### Texto para análise

Ciclone extratropical formado entre Argentina, Paraguai e Uruguai avança sobre o Sul do Brasil desde sábado, 11 de outubro, provocando chuvas intensas e rajadas de vento acima de 100 km/h em Santa Catarina, Rio Grande do Sul e Paraná. O fenômeno, que se intensificou no domingo, 12, mantém o risco de acumulados superiores a 60 mm em várias cidades da região. Autoridades meteorológicas monitoram a situação para alertas de granizo e inundações localizadas.
A formação do sistema ocorreu por expansão de uma área de baixa pressão atmosférica, com centro abaixo de 1.000 hectopascais, o que classifica o evento como perigoso.
- Rajadas de 100 km/h registradas em áreas costeiras do Paraná.
- Acúmulo de mais de 60 mm de chuva em Florianópolis e Porto Alegre.
- Possibilidade de granizo no sudoeste gaúcho e centro-oeste paranaense.
Alertas para ventos nas regiões serranas
Nas serras de Santa Catarina e Rio Grande do Sul, rajadas de vento podem atingir 90 km/h nesta segunda-feira, 13 de outubro. O Instituto Nacional de Meteorologia emitiu avisos para áreas elevadas, onde o relevo amplifica os efeitos do ciclone. Equipes de defesa civil posicionam recursos para respostas rápidas.
O ciclone, posicionado na altura do litoral uruguaio, direciona fluxos de ar que afetam o continente mesmo à distância.
Previsão detalhada para o Paraná
Chuva forte concentra-se no estado nesta segunda, com pancadas acima de 50 mm na Grande Curitiba. A Climatempo registra volumes que superam a média mensal em poucas horas.
Rajadas de 70 km/h persistem no leste paranaense, com redução gradual ao longo do dia.
- Áreas de risco: Norte e centro do Paraná.
- Temperaturas: Queda para 15°C em Curitiba.
O fenômeno avança para o oceano, mas deixa resquícios de instabilidade até terça.

######

▸ **Instruções do exercício**
**1)** De acordo com o texto sobre o ciclone, que velocidade as rajadas de vento podem alcançar nas serras de Santa Catarina e do Rio Grande do Sul nesta segunda-feira?
**2)** Por favor, transforme em lista o parágrafo do texto sobre o ciclone que começa com "Nas serras de Santa Catarina", mantendo os fatos principais.
As linhas não entram nesta parte do exercício.

### Material fornecido

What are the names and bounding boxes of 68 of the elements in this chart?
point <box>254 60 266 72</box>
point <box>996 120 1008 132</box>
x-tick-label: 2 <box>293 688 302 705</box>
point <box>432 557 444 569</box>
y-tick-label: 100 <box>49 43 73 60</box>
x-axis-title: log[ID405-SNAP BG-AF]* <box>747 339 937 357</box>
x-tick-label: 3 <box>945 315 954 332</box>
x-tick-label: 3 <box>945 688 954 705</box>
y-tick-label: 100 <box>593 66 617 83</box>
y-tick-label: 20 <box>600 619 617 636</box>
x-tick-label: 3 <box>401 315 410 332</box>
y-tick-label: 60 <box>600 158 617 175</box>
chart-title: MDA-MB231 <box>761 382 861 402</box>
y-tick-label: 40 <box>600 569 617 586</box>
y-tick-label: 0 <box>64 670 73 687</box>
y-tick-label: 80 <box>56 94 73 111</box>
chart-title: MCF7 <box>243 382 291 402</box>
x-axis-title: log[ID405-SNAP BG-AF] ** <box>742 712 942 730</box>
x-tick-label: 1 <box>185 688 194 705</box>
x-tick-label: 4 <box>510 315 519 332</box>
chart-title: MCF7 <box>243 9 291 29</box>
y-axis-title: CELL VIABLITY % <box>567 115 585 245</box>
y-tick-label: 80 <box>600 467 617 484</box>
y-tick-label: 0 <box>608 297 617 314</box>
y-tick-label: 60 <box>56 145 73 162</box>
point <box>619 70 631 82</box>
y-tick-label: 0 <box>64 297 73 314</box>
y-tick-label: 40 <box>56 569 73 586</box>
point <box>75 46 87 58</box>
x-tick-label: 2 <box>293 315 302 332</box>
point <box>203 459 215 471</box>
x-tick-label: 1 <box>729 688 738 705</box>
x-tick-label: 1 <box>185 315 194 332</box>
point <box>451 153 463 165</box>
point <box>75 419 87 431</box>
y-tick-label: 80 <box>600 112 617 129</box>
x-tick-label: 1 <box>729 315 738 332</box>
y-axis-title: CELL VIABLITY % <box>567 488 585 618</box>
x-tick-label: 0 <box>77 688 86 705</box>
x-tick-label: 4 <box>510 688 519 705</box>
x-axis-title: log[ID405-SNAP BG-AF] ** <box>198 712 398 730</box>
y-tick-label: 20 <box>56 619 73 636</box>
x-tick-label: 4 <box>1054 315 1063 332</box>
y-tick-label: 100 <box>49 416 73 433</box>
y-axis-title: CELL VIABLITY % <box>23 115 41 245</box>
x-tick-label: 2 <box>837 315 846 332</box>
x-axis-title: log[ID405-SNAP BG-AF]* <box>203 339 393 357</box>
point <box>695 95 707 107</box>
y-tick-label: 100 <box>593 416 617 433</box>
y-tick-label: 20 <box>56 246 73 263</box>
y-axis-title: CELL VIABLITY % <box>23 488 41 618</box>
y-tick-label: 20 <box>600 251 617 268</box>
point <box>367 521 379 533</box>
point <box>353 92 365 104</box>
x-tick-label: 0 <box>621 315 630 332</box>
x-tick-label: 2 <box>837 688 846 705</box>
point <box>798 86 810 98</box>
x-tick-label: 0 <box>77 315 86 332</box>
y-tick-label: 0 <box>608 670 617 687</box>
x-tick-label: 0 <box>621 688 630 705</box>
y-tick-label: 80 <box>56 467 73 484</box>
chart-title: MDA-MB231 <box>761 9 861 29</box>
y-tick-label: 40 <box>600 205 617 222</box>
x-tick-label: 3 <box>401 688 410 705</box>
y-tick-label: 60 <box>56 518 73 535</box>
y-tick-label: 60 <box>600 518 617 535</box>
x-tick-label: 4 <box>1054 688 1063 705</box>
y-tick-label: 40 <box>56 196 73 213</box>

######

▸ **Gabarito**
**1)** Podem alcançar 90 km/h.

**2)**
- Rajadas de vento de até 90 km/h nas serras de Santa Catarina e do Rio Grande do Sul na segunda-feira, 13 de outubro.
- Avisos do Instituto Nacional de Meteorologia para áreas elevadas, onde o relevo amplifica os efeitos do ciclone.
- Equipes de defesa civil posicionando recursos para respostas rápidas.